## [Data supplied]

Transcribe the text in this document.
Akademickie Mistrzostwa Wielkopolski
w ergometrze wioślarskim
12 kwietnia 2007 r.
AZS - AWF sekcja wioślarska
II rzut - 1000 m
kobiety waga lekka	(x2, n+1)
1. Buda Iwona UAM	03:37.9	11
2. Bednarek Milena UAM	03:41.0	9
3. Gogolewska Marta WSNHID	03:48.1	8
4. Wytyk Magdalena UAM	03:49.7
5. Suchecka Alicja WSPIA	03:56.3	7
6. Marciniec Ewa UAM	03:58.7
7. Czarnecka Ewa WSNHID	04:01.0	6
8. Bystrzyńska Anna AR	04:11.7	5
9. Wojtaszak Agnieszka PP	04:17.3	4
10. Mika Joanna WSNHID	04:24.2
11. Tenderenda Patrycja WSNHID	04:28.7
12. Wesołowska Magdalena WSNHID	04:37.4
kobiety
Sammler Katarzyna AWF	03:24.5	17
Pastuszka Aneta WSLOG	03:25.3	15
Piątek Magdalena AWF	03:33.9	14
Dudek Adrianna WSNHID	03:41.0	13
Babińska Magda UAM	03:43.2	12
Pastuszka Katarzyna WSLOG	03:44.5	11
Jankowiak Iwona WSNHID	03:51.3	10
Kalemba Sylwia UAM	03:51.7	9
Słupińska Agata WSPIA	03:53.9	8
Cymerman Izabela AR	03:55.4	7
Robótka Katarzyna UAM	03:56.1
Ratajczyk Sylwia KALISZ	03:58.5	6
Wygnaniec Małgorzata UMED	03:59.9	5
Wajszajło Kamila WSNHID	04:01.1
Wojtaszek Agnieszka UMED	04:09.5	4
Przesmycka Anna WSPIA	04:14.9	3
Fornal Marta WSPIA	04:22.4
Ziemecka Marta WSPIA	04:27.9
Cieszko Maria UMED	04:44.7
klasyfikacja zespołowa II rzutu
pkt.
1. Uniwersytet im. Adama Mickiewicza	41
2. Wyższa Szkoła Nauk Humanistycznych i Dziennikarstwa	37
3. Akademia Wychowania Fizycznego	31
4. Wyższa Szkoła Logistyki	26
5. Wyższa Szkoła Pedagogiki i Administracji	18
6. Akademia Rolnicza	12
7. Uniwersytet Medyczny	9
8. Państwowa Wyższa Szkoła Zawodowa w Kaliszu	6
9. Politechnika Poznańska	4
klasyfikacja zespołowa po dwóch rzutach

## [Problem requirements]
Print the material once more, exactly.

## [Task solution]
Transcribe the text in this document.
Akademickie Mistrzostwa Wielkopolski
w ergometrze wioślarskim
12 kwietnia 2007 r.
AZS - AWF sekcja wioślarska
II rzut - 1000 m
kobiety waga lekka	(x2, n+1)
1. Buda Iwona UAM	03:37.9	11
2. Bednarek Milena UAM	03:41.0	9
3. Gogolewska Marta WSNHID	03:48.1	8
4. Wytyk Magdalena UAM	03:49.7
5. Suchecka Alicja WSPIA	03:56.3	7
6. Marciniec Ewa UAM	03:58.7
7. Czarnecka Ewa WSNHID	04:01.0	6
8. Bystrzyńska Anna AR	04:11.7	5
9. Wojtaszak Agnieszka PP	04:17.3	4
10. Mika Joanna WSNHID	04:24.2
11. Tenderenda Patrycja WSNHID	04:28.7
12. Wesołowska Magdalena WSNHID	04:37.4
kobiety
Sammler Katarzyna AWF	03:24.5	17
Pastuszka Aneta WSLOG	03:25.3	15
Piątek Magdalena AWF	03:33.9	14
Dudek Adrianna WSNHID	03:41.0	13
Babińska Magda UAM	03:43.2	12
Pastuszka Katarzyna WSLOG	03:44.5	11
Jankowiak Iwona WSNHID	03:51.3	10
Kalemba Sylwia UAM	03:51.7	9
Słupińska Agata WSPIA	03:53.9	8
Cymerman Izabela AR	03:55.4	7
Robótka Katarzyna UAM	03:56.1
Ratajczyk Sylwia KALISZ	03:58.5	6
Wygnaniec Małgorzata UMED	03:59.9	5
Wajszajło Kamila WSNHID	04:01.1
Wojtaszek Agnieszka UMED	04:09.5	4
Przesmycka Anna WSPIA	04:14.9	3
Fornal Marta WSPIA	04:22.4
Ziemecka Marta WSPIA	04:27.9
Cieszko Maria UMED	04:44.7
klasyfikacja zespołowa II rzutu
pkt.
1. Uniwersytet im. Adama Mickiewicza	41
2. Wyższa Szkoła Nauk Humanistycznych i Dziennikarstwa	37
3. Akademia Wychowania Fizycznego	31
4. Wyższa Szkoła Logistyki	26
5. Wyższa Szkoła Pedagogiki i Administracji	18
6. Akademia Rolnicza	12
7. Uniwersytet Medyczny	9
8. Państwowa Wyższa Szkoła Zawodowa w Kaliszu	6
9. Politechnika Poznańska	4
klasyfikacja zespołowa po dwóch rzutach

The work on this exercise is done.